*Data section*:
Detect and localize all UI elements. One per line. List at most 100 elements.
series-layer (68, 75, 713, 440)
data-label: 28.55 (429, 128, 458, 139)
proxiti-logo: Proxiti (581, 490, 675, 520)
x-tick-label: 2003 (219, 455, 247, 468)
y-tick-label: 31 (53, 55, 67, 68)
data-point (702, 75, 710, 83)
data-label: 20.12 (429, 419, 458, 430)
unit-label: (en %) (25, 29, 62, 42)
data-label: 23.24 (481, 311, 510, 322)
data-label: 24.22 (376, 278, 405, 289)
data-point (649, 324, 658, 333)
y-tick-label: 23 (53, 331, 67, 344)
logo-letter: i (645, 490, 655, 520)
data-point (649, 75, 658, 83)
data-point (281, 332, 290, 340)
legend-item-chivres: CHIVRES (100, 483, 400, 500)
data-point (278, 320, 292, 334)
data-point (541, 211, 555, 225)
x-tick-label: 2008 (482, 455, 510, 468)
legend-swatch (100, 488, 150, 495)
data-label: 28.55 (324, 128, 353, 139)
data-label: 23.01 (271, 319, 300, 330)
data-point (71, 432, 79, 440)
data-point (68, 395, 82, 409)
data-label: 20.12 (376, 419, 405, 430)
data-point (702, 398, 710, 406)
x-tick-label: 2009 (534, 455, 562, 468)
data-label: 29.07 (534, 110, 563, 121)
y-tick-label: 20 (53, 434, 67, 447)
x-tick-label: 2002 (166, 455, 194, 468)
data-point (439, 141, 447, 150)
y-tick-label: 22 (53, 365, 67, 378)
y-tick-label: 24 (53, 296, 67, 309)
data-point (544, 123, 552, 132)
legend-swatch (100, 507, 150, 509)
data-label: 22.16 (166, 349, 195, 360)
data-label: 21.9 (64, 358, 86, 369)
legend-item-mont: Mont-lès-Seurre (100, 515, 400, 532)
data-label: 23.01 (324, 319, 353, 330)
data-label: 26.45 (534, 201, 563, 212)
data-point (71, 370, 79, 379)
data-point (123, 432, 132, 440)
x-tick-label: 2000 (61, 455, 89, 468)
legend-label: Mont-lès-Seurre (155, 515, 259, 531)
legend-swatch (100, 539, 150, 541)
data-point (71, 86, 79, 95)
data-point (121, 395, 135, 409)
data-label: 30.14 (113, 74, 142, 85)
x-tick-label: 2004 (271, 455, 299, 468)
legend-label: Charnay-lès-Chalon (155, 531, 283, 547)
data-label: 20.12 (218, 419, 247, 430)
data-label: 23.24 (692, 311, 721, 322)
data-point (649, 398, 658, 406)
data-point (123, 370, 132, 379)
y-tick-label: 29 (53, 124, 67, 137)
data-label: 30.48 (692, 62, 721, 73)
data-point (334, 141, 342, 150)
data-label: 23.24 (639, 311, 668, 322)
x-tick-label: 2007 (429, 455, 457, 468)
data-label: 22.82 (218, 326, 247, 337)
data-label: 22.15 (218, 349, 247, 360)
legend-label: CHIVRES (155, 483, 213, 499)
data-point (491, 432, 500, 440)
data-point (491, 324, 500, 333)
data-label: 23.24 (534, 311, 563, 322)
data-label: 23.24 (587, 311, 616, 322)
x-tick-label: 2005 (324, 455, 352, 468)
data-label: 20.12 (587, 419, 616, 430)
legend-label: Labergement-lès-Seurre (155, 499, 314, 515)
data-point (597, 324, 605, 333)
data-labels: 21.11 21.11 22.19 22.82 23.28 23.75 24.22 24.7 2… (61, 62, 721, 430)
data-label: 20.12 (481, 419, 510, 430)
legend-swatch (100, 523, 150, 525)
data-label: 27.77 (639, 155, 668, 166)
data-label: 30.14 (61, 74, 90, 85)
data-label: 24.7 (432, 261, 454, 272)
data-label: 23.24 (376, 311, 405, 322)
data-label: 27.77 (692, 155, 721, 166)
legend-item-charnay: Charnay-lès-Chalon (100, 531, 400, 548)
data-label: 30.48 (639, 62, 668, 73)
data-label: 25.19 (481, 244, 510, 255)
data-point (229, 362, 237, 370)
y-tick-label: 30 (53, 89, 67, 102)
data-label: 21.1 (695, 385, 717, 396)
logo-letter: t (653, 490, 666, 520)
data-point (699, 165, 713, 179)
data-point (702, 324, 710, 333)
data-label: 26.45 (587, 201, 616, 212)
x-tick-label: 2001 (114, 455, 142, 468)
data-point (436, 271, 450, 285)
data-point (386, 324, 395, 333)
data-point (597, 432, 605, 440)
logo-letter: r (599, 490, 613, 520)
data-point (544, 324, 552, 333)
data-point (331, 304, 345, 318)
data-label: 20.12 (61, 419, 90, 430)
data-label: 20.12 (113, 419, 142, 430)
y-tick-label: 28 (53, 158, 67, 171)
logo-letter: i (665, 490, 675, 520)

*The request*: Extract every line of the entries above and reproduce each one verbatim, in its original order.

*Result of the exercise*:
Detect and localize all UI elements. One per line. List at most 100 elements.
series-layer (68, 75, 713, 440)
data-label: 28.55 (429, 128, 458, 139)
proxiti-logo: Proxiti (581, 490, 675, 520)
x-tick-label: 2003 (219, 455, 247, 468)
y-tick-label: 31 (53, 55, 67, 68)
data-point (702, 75, 710, 83)
data-label: 20.12 (429, 419, 458, 430)
unit-label: (en %) (25, 29, 62, 42)
data-label: 23.24 (481, 311, 510, 322)
data-label: 24.22 (376, 278, 405, 289)
data-point (649, 324, 658, 333)
y-tick-label: 23 (53, 331, 67, 344)
logo-letter: i (645, 490, 655, 520)
data-point (649, 75, 658, 83)
data-point (281, 332, 290, 340)
legend-item-chivres: CHIVRES (100, 483, 400, 500)
data-point (278, 320, 292, 334)
data-point (541, 211, 555, 225)
x-tick-label: 2008 (482, 455, 510, 468)
legend-swatch (100, 488, 150, 495)
data-label: 28.55 (324, 128, 353, 139)
data-label: 23.01 (271, 319, 300, 330)
data-point (71, 432, 79, 440)
data-point (68, 395, 82, 409)
data-label: 20.12 (376, 419, 405, 430)
data-point (702, 398, 710, 406)
x-tick-label: 2009 (534, 455, 562, 468)
data-label: 29.07 (534, 110, 563, 121)
y-tick-label: 20 (53, 434, 67, 447)
x-tick-label: 2002 (166, 455, 194, 468)
data-point (439, 141, 447, 150)
y-tick-label: 22 (53, 365, 67, 378)
y-tick-label: 24 (53, 296, 67, 309)
data-point (544, 123, 552, 132)
legend-swatch (100, 507, 150, 509)
data-label: 22.16 (166, 349, 195, 360)
data-label: 21.9 (64, 358, 86, 369)
legend-item-mont: Mont-lès-Seurre (100, 515, 400, 532)
data-label: 23.01 (324, 319, 353, 330)
data-label: 26.45 (534, 201, 563, 212)
data-point (71, 370, 79, 379)
data-point (123, 432, 132, 440)
x-tick-label: 2000 (61, 455, 89, 468)
legend-label: Mont-lès-Seurre (155, 515, 259, 531)
legend-swatch (100, 539, 150, 541)
data-point (71, 86, 79, 95)
data-point (121, 395, 135, 409)
data-label: 30.14 (113, 74, 142, 85)
x-tick-label: 2004 (271, 455, 299, 468)
legend-label: Charnay-lès-Chalon (155, 531, 283, 547)
data-label: 20.12 (218, 419, 247, 430)
data-label: 23.24 (692, 311, 721, 322)
data-point (649, 398, 658, 406)
data-point (123, 370, 132, 379)
y-tick-label: 29 (53, 124, 67, 137)
data-label: 30.48 (692, 62, 721, 73)
data-point (334, 141, 342, 150)
data-label: 23.24 (639, 311, 668, 322)
x-tick-label: 2007 (429, 455, 457, 468)
data-label: 22.82 (218, 326, 247, 337)
data-label: 22.15 (218, 349, 247, 360)
legend-label: CHIVRES (155, 483, 213, 499)
data-point (491, 432, 500, 440)
data-point (491, 324, 500, 333)
data-label: 23.24 (534, 311, 563, 322)
data-label: 23.24 (587, 311, 616, 322)
x-tick-label: 2005 (324, 455, 352, 468)
data-label: 20.12 (587, 419, 616, 430)
legend-label: Labergement-lès-Seurre (155, 499, 314, 515)
data-point (597, 324, 605, 333)
data-labels: 21.11 21.11 22.19 22.82 23.28 23.75 24.22 24.7 2… (61, 62, 721, 430)
data-label: 20.12 (481, 419, 510, 430)
legend-swatch (100, 523, 150, 525)
data-label: 27.77 (639, 155, 668, 166)
data-label: 30.14 (61, 74, 90, 85)
data-label: 24.7 (432, 261, 454, 272)
data-label: 23.24 (376, 311, 405, 322)
data-label: 27.77 (692, 155, 721, 166)
legend-item-charnay: Charnay-lès-Chalon (100, 531, 400, 548)
data-label: 30.48 (639, 62, 668, 73)
data-label: 25.19 (481, 244, 510, 255)
data-point (229, 362, 237, 370)
y-tick-label: 30 (53, 89, 67, 102)
data-label: 21.1 (695, 385, 717, 396)
logo-letter: t (653, 490, 666, 520)
data-point (699, 165, 713, 179)
data-point (702, 324, 710, 333)
data-label: 26.45 (587, 201, 616, 212)
x-tick-label: 2001 (114, 455, 142, 468)
data-point (436, 271, 450, 285)
data-point (386, 324, 395, 333)
data-point (597, 432, 605, 440)
logo-letter: r (599, 490, 613, 520)
data-point (544, 324, 552, 333)
data-point (331, 304, 345, 318)
data-label: 20.12 (61, 419, 90, 430)
data-label: 20.12 (113, 419, 142, 430)
y-tick-label: 28 (53, 158, 67, 171)
logo-letter: i (665, 490, 675, 520)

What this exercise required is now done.